OBJECTIVE -
Read the data and repeat it in full, exactly.

(Figure collection entries)
★ ★ ★ ★

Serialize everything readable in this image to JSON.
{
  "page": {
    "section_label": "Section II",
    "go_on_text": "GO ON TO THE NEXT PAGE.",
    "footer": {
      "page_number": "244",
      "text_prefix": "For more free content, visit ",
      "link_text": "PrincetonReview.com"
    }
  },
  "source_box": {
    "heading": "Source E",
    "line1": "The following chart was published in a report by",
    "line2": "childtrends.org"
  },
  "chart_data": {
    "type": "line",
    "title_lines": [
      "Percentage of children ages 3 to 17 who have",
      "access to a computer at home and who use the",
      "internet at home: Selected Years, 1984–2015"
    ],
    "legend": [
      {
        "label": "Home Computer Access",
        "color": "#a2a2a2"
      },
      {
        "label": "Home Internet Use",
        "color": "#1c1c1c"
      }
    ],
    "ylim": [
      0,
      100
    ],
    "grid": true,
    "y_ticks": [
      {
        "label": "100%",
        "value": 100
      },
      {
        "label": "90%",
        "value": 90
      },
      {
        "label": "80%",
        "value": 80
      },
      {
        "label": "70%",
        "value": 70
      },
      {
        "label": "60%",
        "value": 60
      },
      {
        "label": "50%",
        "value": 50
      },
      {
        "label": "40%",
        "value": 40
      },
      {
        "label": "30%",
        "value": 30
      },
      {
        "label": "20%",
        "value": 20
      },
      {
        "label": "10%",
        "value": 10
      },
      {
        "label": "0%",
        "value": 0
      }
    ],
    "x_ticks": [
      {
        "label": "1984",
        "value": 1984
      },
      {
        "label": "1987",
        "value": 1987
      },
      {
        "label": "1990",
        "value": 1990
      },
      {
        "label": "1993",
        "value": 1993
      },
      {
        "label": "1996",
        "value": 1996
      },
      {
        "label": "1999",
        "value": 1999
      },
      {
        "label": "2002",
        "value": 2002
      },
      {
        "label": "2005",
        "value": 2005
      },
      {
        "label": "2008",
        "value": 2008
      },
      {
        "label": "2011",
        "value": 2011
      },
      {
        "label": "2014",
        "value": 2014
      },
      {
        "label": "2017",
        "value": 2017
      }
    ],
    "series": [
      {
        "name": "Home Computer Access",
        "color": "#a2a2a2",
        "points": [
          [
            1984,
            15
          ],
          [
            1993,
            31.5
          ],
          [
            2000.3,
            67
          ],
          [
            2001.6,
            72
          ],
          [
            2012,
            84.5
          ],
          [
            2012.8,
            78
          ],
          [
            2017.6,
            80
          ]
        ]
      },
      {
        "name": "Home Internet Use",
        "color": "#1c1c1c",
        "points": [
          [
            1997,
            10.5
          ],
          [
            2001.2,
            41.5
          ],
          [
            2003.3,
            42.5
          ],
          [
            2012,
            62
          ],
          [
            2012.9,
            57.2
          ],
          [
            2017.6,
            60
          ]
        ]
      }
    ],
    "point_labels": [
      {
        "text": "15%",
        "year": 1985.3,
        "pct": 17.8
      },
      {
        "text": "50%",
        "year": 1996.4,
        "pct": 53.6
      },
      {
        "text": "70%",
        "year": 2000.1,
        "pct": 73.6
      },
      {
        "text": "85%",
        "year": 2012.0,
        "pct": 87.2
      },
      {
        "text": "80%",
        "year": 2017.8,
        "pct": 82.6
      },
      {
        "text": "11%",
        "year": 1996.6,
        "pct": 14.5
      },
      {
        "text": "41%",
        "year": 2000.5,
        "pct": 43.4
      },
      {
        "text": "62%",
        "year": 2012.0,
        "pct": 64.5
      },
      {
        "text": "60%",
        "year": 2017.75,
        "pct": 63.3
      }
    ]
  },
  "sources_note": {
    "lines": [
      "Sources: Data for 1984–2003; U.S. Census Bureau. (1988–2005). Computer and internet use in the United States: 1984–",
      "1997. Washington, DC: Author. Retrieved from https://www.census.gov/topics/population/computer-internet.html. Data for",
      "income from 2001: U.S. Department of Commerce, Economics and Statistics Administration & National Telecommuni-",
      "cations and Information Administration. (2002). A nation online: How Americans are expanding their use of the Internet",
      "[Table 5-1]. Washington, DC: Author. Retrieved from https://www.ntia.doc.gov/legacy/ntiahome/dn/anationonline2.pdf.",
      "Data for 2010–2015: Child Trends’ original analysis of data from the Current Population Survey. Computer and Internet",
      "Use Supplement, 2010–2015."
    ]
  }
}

★ ★ ★ ★

WRITTEN ANSWER -
Serialize everything readable in this image to JSON.
{
  "page": {
    "section_label": "Section II",
    "go_on_text": "GO ON TO THE NEXT PAGE.",
    "footer": {
      "page_number": "244",
      "text_prefix": "For more free content, visit ",
      "link_text": "PrincetonReview.com"
    }
  },
  "source_box": {
    "heading": "Source E",
    "line1": "The following chart was published in a report by",
    "line2": "childtrends.org"
  },
  "chart_data": {
    "type": "line",
    "title_lines": [
      "Percentage of children ages 3 to 17 who have",
      "access to a computer at home and who use the",
      "internet at home: Selected Years, 1984–2015"
    ],
    "legend": [
      {
        "label": "Home Computer Access",
        "color": "#a2a2a2"
      },
      {
        "label": "Home Internet Use",
        "color": "#1c1c1c"
      }
    ],
    "ylim": [
      0,
      100
    ],
    "grid": true,
    "y_ticks": [
      {
        "label": "100%",
        "value": 100
      },
      {
        "label": "90%",
        "value": 90
      },
      {
        "label": "80%",
        "value": 80
      },
      {
        "label": "70%",
        "value": 70
      },
      {
        "label": "60%",
        "value": 60
      },
      {
        "label": "50%",
        "value": 50
      },
      {
        "label": "40%",
        "value": 40
      },
      {
        "label": "30%",
        "value": 30
      },
      {
        "label": "20%",
        "value": 20
      },
      {
        "label": "10%",
        "value": 10
      },
      {
        "label": "0%",
        "value": 0
      }
    ],
    "x_ticks": [
      {
        "label": "1984",
        "value": 1984
      },
      {
        "label": "1987",
        "value": 1987
      },
      {
        "label": "1990",
        "value": 1990
      },
      {
        "label": "1993",
        "value": 1993
      },
      {
        "label": "1996",
        "value": 1996
      },
      {
        "label": "1999",
        "value": 1999
      },
      {
        "label": "2002",
        "value": 2002
      },
      {
        "label": "2005",
        "value": 2005
      },
      {
        "label": "2008",
        "value": 2008
      },
      {
        "label": "2011",
        "value": 2011
      },
      {
        "label": "2014",
        "value": 2014
      },
      {
        "label": "2017",
        "value": 2017
      }
    ],
    "series": [
      {
        "name": "Home Computer Access",
        "color": "#a2a2a2",
        "points": [
          [
            1984,
            15
          ],
          [
            1993,
            31.5
          ],
          [
            2000.3,
            67
          ],
          [
            2001.6,
            72
          ],
          [
            2012,
            84.5
          ],
          [
            2012.8,
            78
          ],
          [
            2017.6,
            80
          ]
        ]
      },
      {
        "name": "Home Internet Use",
        "color": "#1c1c1c",
        "points": [
          [
            1997,
            10.5
          ],
          [
            2001.2,
            41.5
          ],
          [
            2003.3,
            42.5
          ],
          [
            2012,
            62
          ],
          [
            2012.9,
            57.2
          ],
          [
            2017.6,
            60
          ]
        ]
      }
    ],
    "point_labels": [
      {
        "text": "15%",
        "year": 1985.3,
        "pct": 17.8
      },
      {
        "text": "50%",
        "year": 1996.4,
        "pct": 53.6
      },
      {
        "text": "70%",
        "year": 2000.1,
        "pct": 73.6
      },
      {
        "text": "85%",
        "year": 2012.0,
        "pct": 87.2
      },
      {
        "text": "80%",
        "year": 2017.8,
        "pct": 82.6
      },
      {
        "text": "11%",
        "year": 1996.6,
        "pct": 14.5
      },
      {
        "text": "41%",
        "year": 2000.5,
        "pct": 43.4
      },
      {
        "text": "62%",
        "year": 2012.0,
        "pct": 64.5
      },
      {
        "text": "60%",
        "year": 2017.75,
        "pct": 63.3
      }
    ]
  },
  "sources_note": {
    "lines": [
      "Sources: Data for 1984–2003; U.S. Census Bureau. (1988–2005). Computer and internet use in the United States: 1984–",
      "1997. Washington, DC: Author. Retrieved from https://www.census.gov/topics/population/computer-internet.html. Data for",
      "income from 2001: U.S. Department of Commerce, Economics and Statistics Administration & National Telecommuni-",
      "cations and Information Administration. (2002). A nation online: How Americans are expanding their use of the Internet",
      "[Table 5-1]. Washington, DC: Author. Retrieved from https://www.ntia.doc.gov/legacy/ntiahome/dn/anationonline2.pdf.",
      "Data for 2010–2015: Child Trends’ original analysis of data from the Current Population Survey. Computer and Internet",
      "Use Supplement, 2010–2015."
    ]
  }
}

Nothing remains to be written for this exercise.